Entries
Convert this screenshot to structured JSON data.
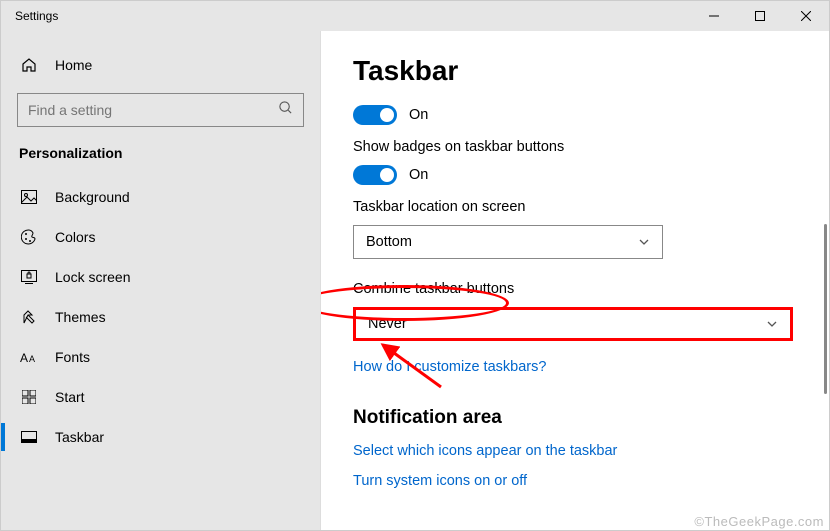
{
  "window": {
    "title": "Settings"
  },
  "sidebar": {
    "home": "Home",
    "search_placeholder": "Find a setting",
    "section": "Personalization",
    "items": [
      {
        "label": "Background"
      },
      {
        "label": "Colors"
      },
      {
        "label": "Lock screen"
      },
      {
        "label": "Themes"
      },
      {
        "label": "Fonts"
      },
      {
        "label": "Start"
      },
      {
        "label": "Taskbar"
      }
    ]
  },
  "page": {
    "title": "Taskbar",
    "toggle1_state": "On",
    "badges_label": "Show badges on taskbar buttons",
    "toggle2_state": "On",
    "location_label": "Taskbar location on screen",
    "location_value": "Bottom",
    "combine_label": "Combine taskbar buttons",
    "combine_value": "Never",
    "help_link": "How do I customize taskbars?",
    "notif_heading": "Notification area",
    "notif_link1": "Select which icons appear on the taskbar",
    "notif_link2": "Turn system icons on or off"
  },
  "watermark": "©TheGeekPage.com"
}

Task instructions
Without the pictures, return all the records precisely as they stand.

Final result
Convert this screenshot to structured JSON data.
{
  "window": {
    "title": "Settings"
  },
  "sidebar": {
    "home": "Home",
    "search_placeholder": "Find a setting",
    "section": "Personalization",
    "items": [
      {
        "label": "Background"
      },
      {
        "label": "Colors"
      },
      {
        "label": "Lock screen"
      },
      {
        "label": "Themes"
      },
      {
        "label": "Fonts"
      },
      {
        "label": "Start"
      },
      {
        "label": "Taskbar"
      }
    ]
  },
  "page": {
    "title": "Taskbar",
    "toggle1_state": "On",
    "badges_label": "Show badges on taskbar buttons",
    "toggle2_state": "On",
    "location_label": "Taskbar location on screen",
    "location_value": "Bottom",
    "combine_label": "Combine taskbar buttons",
    "combine_value": "Never",
    "help_link": "How do I customize taskbars?",
    "notif_heading": "Notification area",
    "notif_link1": "Select which icons appear on the taskbar",
    "notif_link2": "Turn system icons on or off"
  },
  "watermark": "©TheGeekPage.com"
}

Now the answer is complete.